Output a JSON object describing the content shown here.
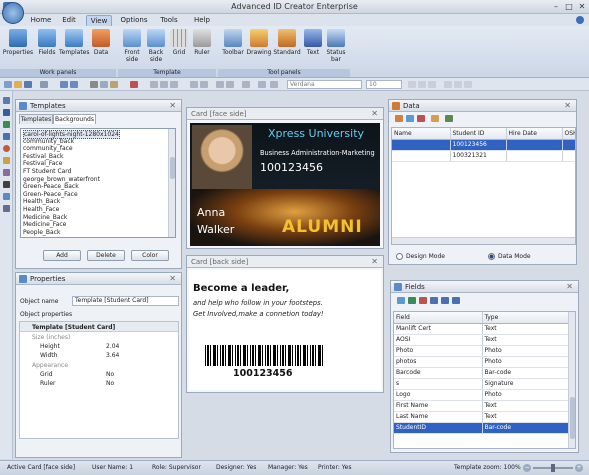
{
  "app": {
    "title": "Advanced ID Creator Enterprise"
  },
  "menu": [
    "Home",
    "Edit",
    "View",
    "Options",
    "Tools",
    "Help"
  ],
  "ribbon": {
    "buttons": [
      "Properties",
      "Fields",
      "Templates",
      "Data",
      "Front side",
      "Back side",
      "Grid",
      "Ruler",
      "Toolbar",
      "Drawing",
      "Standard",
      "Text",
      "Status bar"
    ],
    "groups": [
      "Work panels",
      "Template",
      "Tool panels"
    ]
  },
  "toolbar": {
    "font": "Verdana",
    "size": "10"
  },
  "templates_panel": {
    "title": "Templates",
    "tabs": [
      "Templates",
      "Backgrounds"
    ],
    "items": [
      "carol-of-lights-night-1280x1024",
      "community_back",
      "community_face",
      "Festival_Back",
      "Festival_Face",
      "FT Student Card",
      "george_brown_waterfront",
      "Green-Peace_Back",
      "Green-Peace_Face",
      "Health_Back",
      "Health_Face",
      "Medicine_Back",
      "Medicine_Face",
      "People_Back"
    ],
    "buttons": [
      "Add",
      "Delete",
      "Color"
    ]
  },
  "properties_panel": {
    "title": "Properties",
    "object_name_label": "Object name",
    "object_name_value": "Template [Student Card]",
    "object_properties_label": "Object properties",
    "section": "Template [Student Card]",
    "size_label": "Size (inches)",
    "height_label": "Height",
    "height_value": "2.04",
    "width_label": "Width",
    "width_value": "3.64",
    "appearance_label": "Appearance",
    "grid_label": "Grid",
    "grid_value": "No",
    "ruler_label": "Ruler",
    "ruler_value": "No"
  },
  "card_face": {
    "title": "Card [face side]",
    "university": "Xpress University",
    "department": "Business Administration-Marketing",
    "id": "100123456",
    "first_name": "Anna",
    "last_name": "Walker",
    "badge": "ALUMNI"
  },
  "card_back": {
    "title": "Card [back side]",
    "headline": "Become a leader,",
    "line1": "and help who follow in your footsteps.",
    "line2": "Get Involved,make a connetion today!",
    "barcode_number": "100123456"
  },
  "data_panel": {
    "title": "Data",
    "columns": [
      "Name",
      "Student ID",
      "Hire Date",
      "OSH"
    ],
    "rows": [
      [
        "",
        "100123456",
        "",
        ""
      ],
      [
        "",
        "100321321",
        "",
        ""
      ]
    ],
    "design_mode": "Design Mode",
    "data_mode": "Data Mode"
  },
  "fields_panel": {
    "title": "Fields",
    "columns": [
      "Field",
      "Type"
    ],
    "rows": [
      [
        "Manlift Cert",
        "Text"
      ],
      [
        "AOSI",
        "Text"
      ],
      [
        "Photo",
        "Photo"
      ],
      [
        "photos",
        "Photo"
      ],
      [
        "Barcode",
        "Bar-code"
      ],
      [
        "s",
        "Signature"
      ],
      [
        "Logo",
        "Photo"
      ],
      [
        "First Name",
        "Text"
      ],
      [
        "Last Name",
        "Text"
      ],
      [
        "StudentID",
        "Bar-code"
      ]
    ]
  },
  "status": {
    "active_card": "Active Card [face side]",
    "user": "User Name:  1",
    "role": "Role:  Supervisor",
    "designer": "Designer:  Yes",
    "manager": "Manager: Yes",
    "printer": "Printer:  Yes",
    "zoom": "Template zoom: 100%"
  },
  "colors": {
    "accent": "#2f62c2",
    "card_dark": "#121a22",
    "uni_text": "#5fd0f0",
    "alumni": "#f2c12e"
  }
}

--

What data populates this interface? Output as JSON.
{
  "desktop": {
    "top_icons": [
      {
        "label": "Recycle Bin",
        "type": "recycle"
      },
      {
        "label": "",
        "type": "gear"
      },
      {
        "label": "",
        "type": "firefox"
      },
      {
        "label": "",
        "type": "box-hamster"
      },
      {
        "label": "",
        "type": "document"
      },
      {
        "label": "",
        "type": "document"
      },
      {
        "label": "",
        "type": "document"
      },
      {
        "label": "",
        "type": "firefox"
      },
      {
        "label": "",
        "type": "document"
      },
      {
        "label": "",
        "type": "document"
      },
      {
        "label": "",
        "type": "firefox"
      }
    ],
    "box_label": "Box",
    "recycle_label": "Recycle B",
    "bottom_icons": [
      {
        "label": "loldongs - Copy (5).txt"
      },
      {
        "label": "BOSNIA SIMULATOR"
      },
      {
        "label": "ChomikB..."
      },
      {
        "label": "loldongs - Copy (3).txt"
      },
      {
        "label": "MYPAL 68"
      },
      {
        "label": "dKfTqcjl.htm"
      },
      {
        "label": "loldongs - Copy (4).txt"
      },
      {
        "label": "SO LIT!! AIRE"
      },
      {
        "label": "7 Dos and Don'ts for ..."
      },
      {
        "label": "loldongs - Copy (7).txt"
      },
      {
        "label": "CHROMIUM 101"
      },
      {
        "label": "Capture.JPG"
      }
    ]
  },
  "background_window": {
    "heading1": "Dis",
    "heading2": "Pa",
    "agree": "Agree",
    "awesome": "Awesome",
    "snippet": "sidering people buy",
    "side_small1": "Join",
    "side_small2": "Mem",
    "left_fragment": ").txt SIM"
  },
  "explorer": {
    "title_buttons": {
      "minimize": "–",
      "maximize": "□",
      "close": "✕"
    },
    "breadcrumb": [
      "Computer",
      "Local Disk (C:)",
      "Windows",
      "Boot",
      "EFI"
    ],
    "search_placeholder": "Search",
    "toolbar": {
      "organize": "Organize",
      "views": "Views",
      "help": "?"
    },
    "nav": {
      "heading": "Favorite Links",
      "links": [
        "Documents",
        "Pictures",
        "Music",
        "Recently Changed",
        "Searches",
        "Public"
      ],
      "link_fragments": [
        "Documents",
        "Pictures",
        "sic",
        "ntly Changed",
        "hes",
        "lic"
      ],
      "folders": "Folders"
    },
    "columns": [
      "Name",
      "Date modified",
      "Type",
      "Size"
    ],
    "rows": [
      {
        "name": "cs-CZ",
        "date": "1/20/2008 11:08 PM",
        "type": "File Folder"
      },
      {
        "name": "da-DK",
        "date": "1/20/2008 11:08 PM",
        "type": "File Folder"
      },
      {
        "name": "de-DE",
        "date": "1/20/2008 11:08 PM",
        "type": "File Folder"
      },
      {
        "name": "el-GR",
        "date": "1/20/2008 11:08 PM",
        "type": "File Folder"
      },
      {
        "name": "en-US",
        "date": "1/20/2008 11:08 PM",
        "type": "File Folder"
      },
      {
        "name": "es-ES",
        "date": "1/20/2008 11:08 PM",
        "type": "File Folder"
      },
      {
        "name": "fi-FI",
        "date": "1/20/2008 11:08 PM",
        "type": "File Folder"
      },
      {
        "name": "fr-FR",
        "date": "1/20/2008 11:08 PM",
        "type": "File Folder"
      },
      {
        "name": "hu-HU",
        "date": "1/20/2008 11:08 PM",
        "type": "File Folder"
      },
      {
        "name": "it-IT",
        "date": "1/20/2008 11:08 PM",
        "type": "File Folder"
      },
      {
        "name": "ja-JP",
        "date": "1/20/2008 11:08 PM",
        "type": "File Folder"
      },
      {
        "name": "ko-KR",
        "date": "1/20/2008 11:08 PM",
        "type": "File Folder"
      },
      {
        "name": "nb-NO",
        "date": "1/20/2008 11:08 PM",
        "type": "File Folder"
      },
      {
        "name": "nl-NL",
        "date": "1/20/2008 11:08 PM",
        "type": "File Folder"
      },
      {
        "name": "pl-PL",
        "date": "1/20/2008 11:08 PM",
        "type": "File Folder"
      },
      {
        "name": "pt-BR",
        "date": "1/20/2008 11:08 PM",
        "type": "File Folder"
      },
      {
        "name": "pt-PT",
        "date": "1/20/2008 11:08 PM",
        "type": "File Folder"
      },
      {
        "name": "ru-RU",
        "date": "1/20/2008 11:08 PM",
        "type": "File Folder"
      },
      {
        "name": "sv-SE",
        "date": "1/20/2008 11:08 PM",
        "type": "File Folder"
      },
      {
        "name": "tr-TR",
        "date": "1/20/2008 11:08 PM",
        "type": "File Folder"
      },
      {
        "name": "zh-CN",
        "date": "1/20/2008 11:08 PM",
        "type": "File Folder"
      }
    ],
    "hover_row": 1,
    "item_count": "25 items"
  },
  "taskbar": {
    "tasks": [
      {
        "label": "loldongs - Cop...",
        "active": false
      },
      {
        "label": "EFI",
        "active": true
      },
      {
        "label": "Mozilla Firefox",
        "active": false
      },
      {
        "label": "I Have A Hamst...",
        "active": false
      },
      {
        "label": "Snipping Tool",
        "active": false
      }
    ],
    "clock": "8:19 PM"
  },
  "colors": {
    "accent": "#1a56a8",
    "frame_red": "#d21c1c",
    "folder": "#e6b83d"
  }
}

### Problem
Provide solely the number of lines in the data that include the word "Mode".

### Solution to the problem
2